● WHAT THE TASK ASKS: Determine the count of lines holding "winning" and give that count alone.

● DATA IN THIS EXERCISE:
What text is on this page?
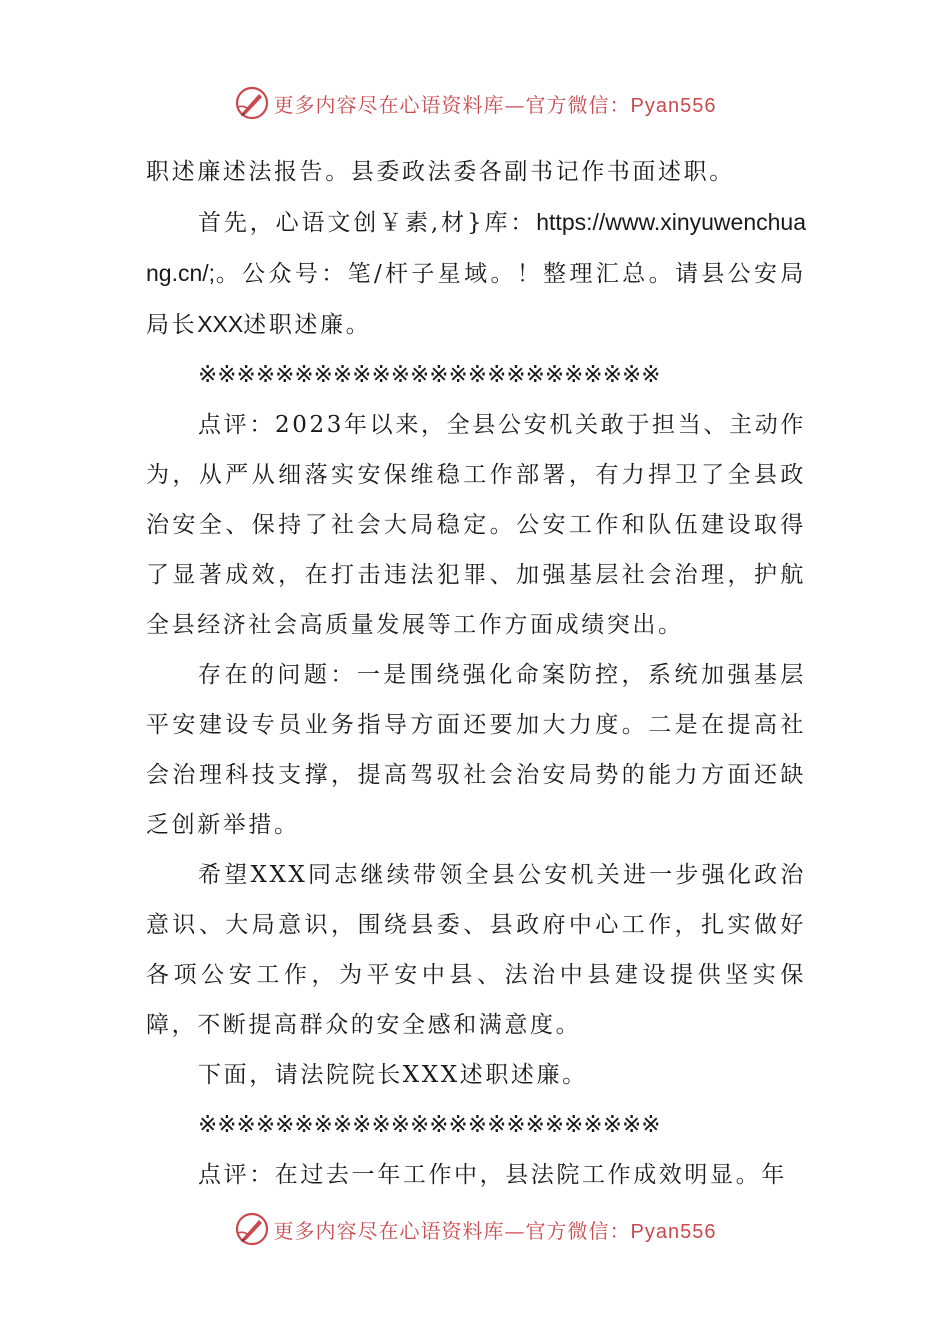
更多内容尽在心语资料库—官方微信：Pyan556

职述廉述法报告。县委政法委各副书记作书面述职。

首先，心语文创￥素,材}库：https://www.xinyuwenchuang.cn/;。公众号：笔/杆子星域。！整理汇总。请县公安局局长XXX述职述廉。

※※※※※※※※※※※※※※※※※※※※※※※※

点评：2023年以来，全县公安机关敢于担当、主动作为，从严从细落实安保维稳工作部署，有力捍卫了全县政治安全、保持了社会大局稳定。公安工作和队伍建设取得了显著成效，在打击违法犯罪、加强基层社会治理，护航全县经济社会高质量发展等工作方面成绩突出。

存在的问题：一是围绕强化命案防控，系统加强基层平安建设专员业务指导方面还要加大力度。二是在提高社会治理科技支撑，提高驾驭社会治安局势的能力方面还缺乏创新举措。

希望XXX同志继续带领全县公安机关进一步强化政治意识、大局意识，围绕县委、县政府中心工作，扎实做好各项公安工作，为平安中县、法治中县建设提供坚实保障，不断提高群众的安全感和满意度。

下面，请法院院长XXX述职述廉。

※※※※※※※※※※※※※※※※※※※※※※※※

点评：在过去一年工作中，县法院工作成效明显。年

更多内容尽在心语资料库—官方微信：Pyan556
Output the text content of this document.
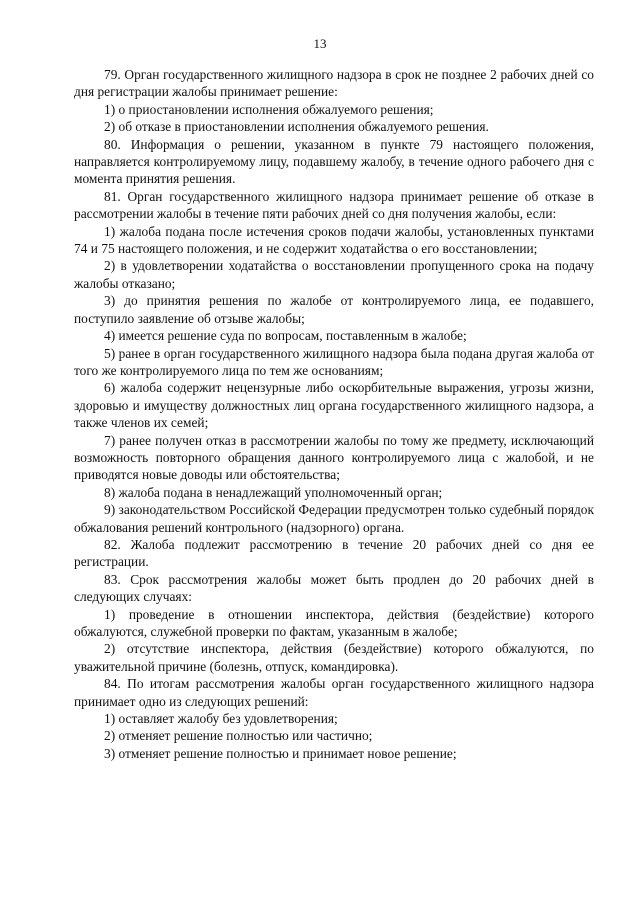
13

79. Орган государственного жилищного надзора в срок не позднее 2 рабочих дней со дня регистрации жалобы принимает решение:

1) о приостановлении исполнения обжалуемого решения;

2) об отказе в приостановлении исполнения обжалуемого решения.

80. Информация о решении, указанном в пункте 79 настоящего положения, направляется контролируемому лицу, подавшему жалобу, в течение одного рабочего дня с момента принятия решения.

81. Орган государственного жилищного надзора принимает решение об отказе в рассмотрении жалобы в течение пяти рабочих дней со дня получения жалобы, если:

1) жалоба подана после истечения сроков подачи жалобы, установленных пунктами 74 и 75 настоящего положения, и не содержит ходатайства о его восстановлении;

2) в удовлетворении ходатайства о восстановлении пропущенного срока на подачу жалобы отказано;

3) до принятия решения по жалобе от контролируемого лица, ее подавшего, поступило заявление об отзыве жалобы;

4) имеется решение суда по вопросам, поставленным в жалобе;

5) ранее в орган государственного жилищного надзора была подана другая жалоба от того же контролируемого лица по тем же основаниям;

6) жалоба содержит нецензурные либо оскорбительные выражения, угрозы жизни, здоровью и имуществу должностных лиц органа государственного жилищного надзора, а также членов их семей;

7) ранее получен отказ в рассмотрении жалобы по тому же предмету, исключающий возможность повторного обращения данного контролируемого лица с жалобой, и не приводятся новые доводы или обстоятельства;

8) жалоба подана в ненадлежащий уполномоченный орган;

9) законодательством Российской Федерации предусмотрен только судебный порядок обжалования решений контрольного (надзорного) органа.

82. Жалоба подлежит рассмотрению в течение 20 рабочих дней со дня ее регистрации.

83. Срок рассмотрения жалобы может быть продлен до 20 рабочих дней в следующих случаях:

1) проведение в отношении инспектора, действия (бездействие) которого обжалуются, служебной проверки по фактам, указанным в жалобе;

2) отсутствие инспектора, действия (бездействие) которого обжалуются, по уважительной причине (болезнь, отпуск, командировка).

84. По итогам рассмотрения жалобы орган государственного жилищного надзора принимает одно из следующих решений:

1) оставляет жалобу без удовлетворения;

2) отменяет решение полностью или частично;

3) отменяет решение полностью и принимает новое решение;
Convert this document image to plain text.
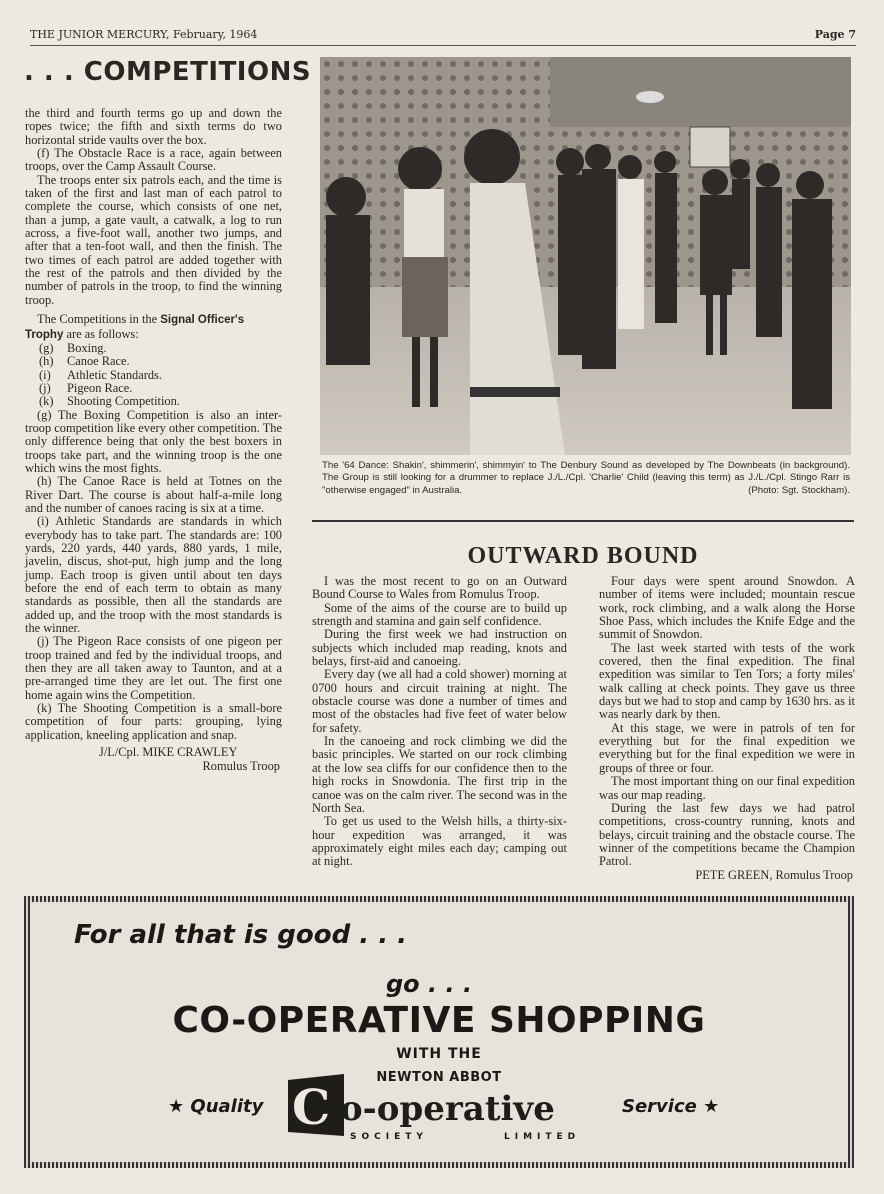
THE JUNIOR MERCURY, February, 1964	Page 7
. . . COMPETITIONS

the third and fourth terms go up and down the ropes twice; the fifth and sixth terms do two horizontal stride vaults over the box.

(f) The Obstacle Race is a race, again between troops, over the Camp Assault Course.

The troops enter six patrols each, and the time is taken of the first and last man of each patrol to complete the course, which consists of one net, than a jump, a gate vault, a catwalk, a log to run across, a five-foot wall, another two jumps, and after that a ten-foot wall, and then the finish. The two times of each patrol are added together with the rest of the patrols and then divided by the number of patrols in the troop, to find the winning troop.

The Competitions in the Signal Officer's Trophy are as follows:

(g) Boxing.
(h) Canoe Race.
(i) Athletic Standards.
(j) Pigeon Race.
(k) Shooting Competition.

(g) The Boxing Competition is also an inter-troop competition like every other competition. The only difference being that only the best boxers in troops take part, and the winning troop is the one which wins the most fights.

(h) The Canoe Race is held at Totnes on the River Dart. The course is about half-a-mile long and the number of canoes racing is six at a time.

(i) Athletic Standards are standards in which everybody has to take part. The standards are: 100 yards, 220 yards, 440 yards, 880 yards, 1 mile, javelin, discus, shot-put, high jump and the long jump. Each troop is given until about ten days before the end of each term to obtain as many standards as possible, then all the standards are added up, and the troop with the most standards is the winner.

(j) The Pigeon Race consists of one pigeon per troop trained and fed by the individual troops, and then they are all taken away to Taunton, and at a pre-arranged time they are let out. The first one home again wins the Competition.

(k) The Shooting Competition is a small-bore competition of four parts: grouping, lying application, kneeling application and snap.

J/L/Cpl. MIKE CRAWLEY
Romulus Troop
The '64 Dance: Shakin', shimmerin', shimmyin' to The Denbury Sound as developed by The Downbeats (in background). The Group is still looking for a drummer to replace J./L./Cpl. 'Charlie' Child (leaving this term) as J./L./Cpl. Stingo Rarr is "otherwise engaged" in Australia.	(Photo: Sgt. Stockham).
OUTWARD BOUND

I was the most recent to go on an Outward Bound Course to Wales from Romulus Troop.

Some of the aims of the course are to build up strength and stamina and gain self confidence.

During the first week we had instruction on subjects which included map reading, knots and belays, first-aid and canoeing.

Every day (we all had a cold shower) morning at 0700 hours and circuit training at night. The obstacle course was done a number of times and most of the obstacles had five feet of water below for safety.

In the canoeing and rock climbing we did the basic principles. We started on our rock climbing at the low sea cliffs for our confidence then to the high rocks in Snowdonia. The first trip in the canoe was on the calm river. The second was in the North Sea.

To get us used to the Welsh hills, a thirty-six-hour expedition was arranged, it was approximately eight miles each day; camping out at night.

Four days were spent around Snowdon. A number of items were included; mountain rescue work, rock climbing, and a walk along the Horse Shoe Pass, which includes the Knife Edge and the summit of Snowdon.

The last week started with tests of the work covered, then the final expedition. The final expedition was similar to Ten Tors; a forty miles' walk calling at check points. They gave us three days but we had to stop and camp by 1630 hrs. as it was nearly dark by then.

At this stage, we were in patrols of ten for everything but for the final expedition we everything but for the final expedition we were in groups of three or four.

The most important thing on our final expedition was our map reading.

During the last few days we had patrol competitions, cross-country running, knots and belays, circuit training and the obstacle course. The winner of the competitions became the Champion Patrol.

PETE GREEN, Romulus Troop
For all that is good . . .
go . . .
CO-OPERATIVE SHOPPING
WITH THE
NEWTON ABBOT
★ Quality	Service ★
C o-operative
SOCIETY	LIMITED
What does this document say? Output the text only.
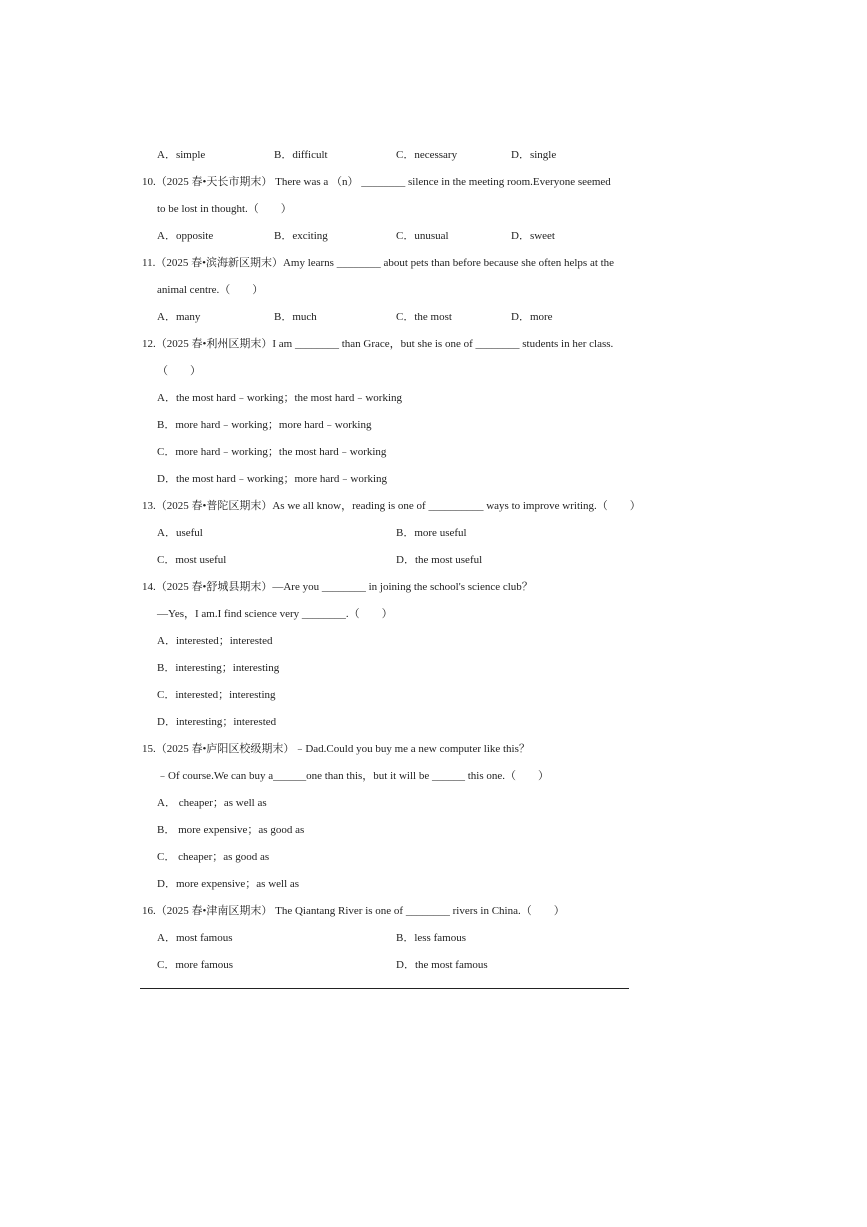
A．simple	B．difficult	C．necessary	D．single
10.（2025 春•天长市期末） There was a （n） ________ silence in the meeting room.Everyone seemed
to be lost in thought.（　　）
A．opposite	B．exciting	C．unusual	D．sweet
11.（2025 春•滨海新区期末）Amy learns ________ about pets than before because she often helps at the
animal centre.（　　）
A．many	B．much	C．the most	D．more
12.（2025 春•利州区期末）I am ________ than Grace，but she is one of ________ students in her class.
（　　）
A．the most hard﹣working；the most hard﹣working
B．more hard﹣working；more hard﹣working
C．more hard﹣working；the most hard﹣working
D．the most hard﹣working；more hard﹣working
13.（2025 春•普陀区期末）As we all know，reading is one of __________ ways to improve writing.（　　）
A．useful	B．more useful
C．most useful	D．the most useful
14.（2025 春•舒城县期末）—Are you ________ in joining the school's science club？
—Yes，I am.I find science very ________.（　　）
A．interested；interested
B．interesting；interesting
C．interested；interesting
D．interesting；interested
15.（2025 春•庐阳区校级期末）﹣Dad.Could you buy me a new computer like this？
﹣Of course.We can buy a______one than this，but it will be ______ this one.（　　）
A． cheaper；as well as
B． more expensive；as good as
C． cheaper；as good as
D．more expensive；as well as
16.（2025 春•津南区期末） The Qiantang River is one of ________ rivers in China.（　　）
A．most famous	B．less famous
C．more famous	D．the most famous
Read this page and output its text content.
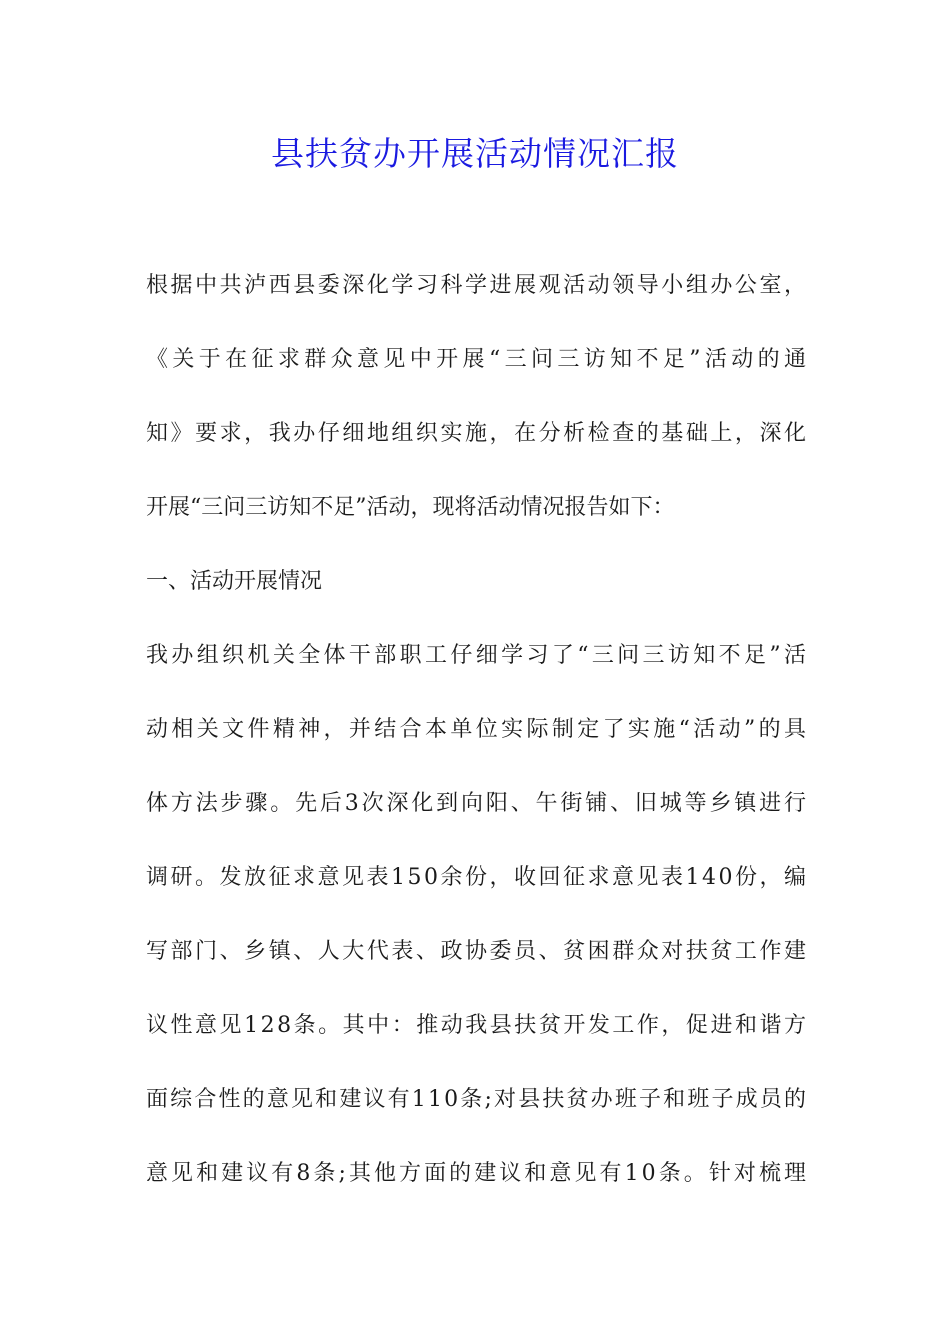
县扶贫办开展活动情况汇报
根据中共泸西县委深化学习科学进展观活动领导小组办公室，
《关于在征求群众意见中开展“三问三访知不足”活动的通
知》要求，我办仔细地组织实施，在分析检查的基础上，深化
开展“三问三访知不足”活动，现将活动情况报告如下：
一、活动开展情况
我办组织机关全体干部职工仔细学习了“三问三访知不足”活
动相关文件精神，并结合本单位实际制定了实施“活动”的具
体方法步骤。先后3次深化到向阳、午街铺、旧城等乡镇进行
调研。发放征求意见表150余份，收回征求意见表140份，编
写部门、乡镇、人大代表、政协委员、贫困群众对扶贫工作建
议性意见128条。其中：推动我县扶贫开发工作，促进和谐方
面综合性的意见和建议有110条;对县扶贫办班子和班子成员的
意见和建议有8条;其他方面的建议和意见有10条。针对梳理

● RESULT: 2